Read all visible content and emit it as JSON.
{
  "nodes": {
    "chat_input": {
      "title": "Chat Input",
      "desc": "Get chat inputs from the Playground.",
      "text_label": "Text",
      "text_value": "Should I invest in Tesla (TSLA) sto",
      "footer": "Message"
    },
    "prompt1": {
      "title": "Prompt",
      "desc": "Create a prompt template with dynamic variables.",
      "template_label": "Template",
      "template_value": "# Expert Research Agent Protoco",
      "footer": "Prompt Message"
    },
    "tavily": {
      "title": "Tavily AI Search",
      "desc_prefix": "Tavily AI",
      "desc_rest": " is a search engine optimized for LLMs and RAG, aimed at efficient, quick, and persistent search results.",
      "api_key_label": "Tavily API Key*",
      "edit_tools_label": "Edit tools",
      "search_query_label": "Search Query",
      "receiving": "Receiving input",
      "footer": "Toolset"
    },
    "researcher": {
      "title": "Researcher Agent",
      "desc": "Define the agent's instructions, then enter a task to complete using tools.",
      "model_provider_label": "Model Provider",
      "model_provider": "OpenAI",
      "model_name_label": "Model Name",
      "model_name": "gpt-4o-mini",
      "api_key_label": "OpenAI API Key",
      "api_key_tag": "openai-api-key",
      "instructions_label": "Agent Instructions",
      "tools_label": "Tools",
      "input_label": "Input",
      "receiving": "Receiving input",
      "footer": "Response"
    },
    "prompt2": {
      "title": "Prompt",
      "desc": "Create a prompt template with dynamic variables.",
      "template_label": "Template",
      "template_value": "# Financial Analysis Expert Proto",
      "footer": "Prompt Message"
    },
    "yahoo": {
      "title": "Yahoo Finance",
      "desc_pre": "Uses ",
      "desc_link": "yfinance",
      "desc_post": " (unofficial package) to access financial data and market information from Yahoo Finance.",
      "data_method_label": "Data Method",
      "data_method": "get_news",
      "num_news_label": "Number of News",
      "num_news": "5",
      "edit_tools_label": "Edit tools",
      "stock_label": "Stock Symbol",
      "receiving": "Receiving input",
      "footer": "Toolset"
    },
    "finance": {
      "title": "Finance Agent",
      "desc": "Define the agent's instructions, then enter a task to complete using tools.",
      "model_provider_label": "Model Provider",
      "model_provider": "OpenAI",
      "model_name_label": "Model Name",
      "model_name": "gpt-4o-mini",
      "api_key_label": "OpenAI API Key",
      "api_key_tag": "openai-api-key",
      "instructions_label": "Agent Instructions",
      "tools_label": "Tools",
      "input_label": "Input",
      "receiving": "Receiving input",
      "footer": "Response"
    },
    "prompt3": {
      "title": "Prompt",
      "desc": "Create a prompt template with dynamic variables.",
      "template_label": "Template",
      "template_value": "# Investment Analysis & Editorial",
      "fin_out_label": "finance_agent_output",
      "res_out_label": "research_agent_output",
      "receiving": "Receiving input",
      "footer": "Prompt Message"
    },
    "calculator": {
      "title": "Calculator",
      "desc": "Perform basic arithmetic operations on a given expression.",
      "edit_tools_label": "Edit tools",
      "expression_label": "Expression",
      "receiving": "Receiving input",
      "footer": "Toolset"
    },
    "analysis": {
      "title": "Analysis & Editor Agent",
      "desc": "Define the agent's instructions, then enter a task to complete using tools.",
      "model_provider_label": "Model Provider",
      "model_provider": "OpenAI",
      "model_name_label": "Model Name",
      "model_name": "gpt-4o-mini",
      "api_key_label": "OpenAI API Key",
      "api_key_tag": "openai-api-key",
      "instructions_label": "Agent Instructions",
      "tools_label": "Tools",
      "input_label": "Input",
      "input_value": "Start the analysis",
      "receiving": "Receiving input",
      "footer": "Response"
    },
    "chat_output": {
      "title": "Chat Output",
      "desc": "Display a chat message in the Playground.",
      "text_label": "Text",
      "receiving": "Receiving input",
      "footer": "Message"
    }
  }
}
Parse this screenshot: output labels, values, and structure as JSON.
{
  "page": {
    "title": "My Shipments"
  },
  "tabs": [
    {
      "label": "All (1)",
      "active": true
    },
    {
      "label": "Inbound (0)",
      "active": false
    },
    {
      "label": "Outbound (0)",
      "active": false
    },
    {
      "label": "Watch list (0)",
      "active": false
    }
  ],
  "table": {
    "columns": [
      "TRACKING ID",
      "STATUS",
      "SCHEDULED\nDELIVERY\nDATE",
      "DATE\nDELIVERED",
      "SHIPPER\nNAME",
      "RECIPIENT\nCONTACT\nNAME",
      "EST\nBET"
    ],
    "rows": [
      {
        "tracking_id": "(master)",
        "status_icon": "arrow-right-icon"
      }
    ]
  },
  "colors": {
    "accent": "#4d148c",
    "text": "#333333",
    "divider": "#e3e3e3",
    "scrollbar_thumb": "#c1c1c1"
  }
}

================

• [TASK REQUIREMENTS]
Return every record, word for word.

• [FINISHED TASK]
Read all visible content and emit it as JSON.
{
  "nodes": {
    "chat_input": {
      "title": "Chat Input",
      "desc": "Get chat inputs from the Playground.",
      "text_label": "Text",
      "text_value": "Should I invest in Tesla (TSLA) sto",
      "footer": "Message"
    },
    "prompt1": {
      "title": "Prompt",
      "desc": "Create a prompt template with dynamic variables.",
      "template_label": "Template",
      "template_value": "# Expert Research Agent Protoco",
      "footer": "Prompt Message"
    },
    "tavily": {
      "title": "Tavily AI Search",
      "desc_prefix": "Tavily AI",
      "desc_rest": " is a search engine optimized for LLMs and RAG, aimed at efficient, quick, and persistent search results.",
      "api_key_label": "Tavily API Key*",
      "edit_tools_label": "Edit tools",
      "search_query_label": "Search Query",
      "receiving": "Receiving input",
      "footer": "Toolset"
    },
    "researcher": {
      "title": "Researcher Agent",
      "desc": "Define the agent's instructions, then enter a task to complete using tools.",
      "model_provider_label": "Model Provider",
      "model_provider": "OpenAI",
      "model_name_label": "Model Name",
      "model_name": "gpt-4o-mini",
      "api_key_label": "OpenAI API Key",
      "api_key_tag": "openai-api-key",
      "instructions_label": "Agent Instructions",
      "tools_label": "Tools",
      "input_label": "Input",
      "receiving": "Receiving input",
      "footer": "Response"
    },
    "prompt2": {
      "title": "Prompt",
      "desc": "Create a prompt template with dynamic variables.",
      "template_label": "Template",
      "template_value": "# Financial Analysis Expert Proto",
      "footer": "Prompt Message"
    },
    "yahoo": {
      "title": "Yahoo Finance",
      "desc_pre": "Uses ",
      "desc_link": "yfinance",
      "desc_post": " (unofficial package) to access financial data and market information from Yahoo Finance.",
      "data_method_label": "Data Method",
      "data_method": "get_news",
      "num_news_label": "Number of News",
      "num_news": "5",
      "edit_tools_label": "Edit tools",
      "stock_label": "Stock Symbol",
      "receiving": "Receiving input",
      "footer": "Toolset"
    },
    "finance": {
      "title": "Finance Agent",
      "desc": "Define the agent's instructions, then enter a task to complete using tools.",
      "model_provider_label": "Model Provider",
      "model_provider": "OpenAI",
      "model_name_label": "Model Name",
      "model_name": "gpt-4o-mini",
      "api_key_label": "OpenAI API Key",
      "api_key_tag": "openai-api-key",
      "instructions_label": "Agent Instructions",
      "tools_label": "Tools",
      "input_label": "Input",
      "receiving": "Receiving input",
      "footer": "Response"
    },
    "prompt3": {
      "title": "Prompt",
      "desc": "Create a prompt template with dynamic variables.",
      "template_label": "Template",
      "template_value": "# Investment Analysis & Editorial",
      "fin_out_label": "finance_agent_output",
      "res_out_label": "research_agent_output",
      "receiving": "Receiving input",
      "footer": "Prompt Message"
    },
    "calculator": {
      "title": "Calculator",
      "desc": "Perform basic arithmetic operations on a given expression.",
      "edit_tools_label": "Edit tools",
      "expression_label": "Expression",
      "receiving": "Receiving input",
      "footer": "Toolset"
    },
    "analysis": {
      "title": "Analysis & Editor Agent",
      "desc": "Define the agent's instructions, then enter a task to complete using tools.",
      "model_provider_label": "Model Provider",
      "model_provider": "OpenAI",
      "model_name_label": "Model Name",
      "model_name": "gpt-4o-mini",
      "api_key_label": "OpenAI API Key",
      "api_key_tag": "openai-api-key",
      "instructions_label": "Agent Instructions",
      "tools_label": "Tools",
      "input_label": "Input",
      "input_value": "Start the analysis",
      "receiving": "Receiving input",
      "footer": "Response"
    },
    "chat_output": {
      "title": "Chat Output",
      "desc": "Display a chat message in the Playground.",
      "text_label": "Text",
      "receiving": "Receiving input",
      "footer": "Message"
    }
  }
}
Parse this screenshot: output labels, values, and structure as JSON.
{
  "page": {
    "title": "My Shipments"
  },
  "tabs": [
    {
      "label": "All (1)",
      "active": true
    },
    {
      "label": "Inbound (0)",
      "active": false
    },
    {
      "label": "Outbound (0)",
      "active": false
    },
    {
      "label": "Watch list (0)",
      "active": false
    }
  ],
  "table": {
    "columns": [
      "TRACKING ID",
      "STATUS",
      "SCHEDULED\nDELIVERY\nDATE",
      "DATE\nDELIVERED",
      "SHIPPER\nNAME",
      "RECIPIENT\nCONTACT\nNAME",
      "EST\nBET"
    ],
    "rows": [
      {
        "tracking_id": "(master)",
        "status_icon": "arrow-right-icon"
      }
    ]
  },
  "colors": {
    "accent": "#4d148c",
    "text": "#333333",
    "divider": "#e3e3e3",
    "scrollbar_thumb": "#c1c1c1"
  }
}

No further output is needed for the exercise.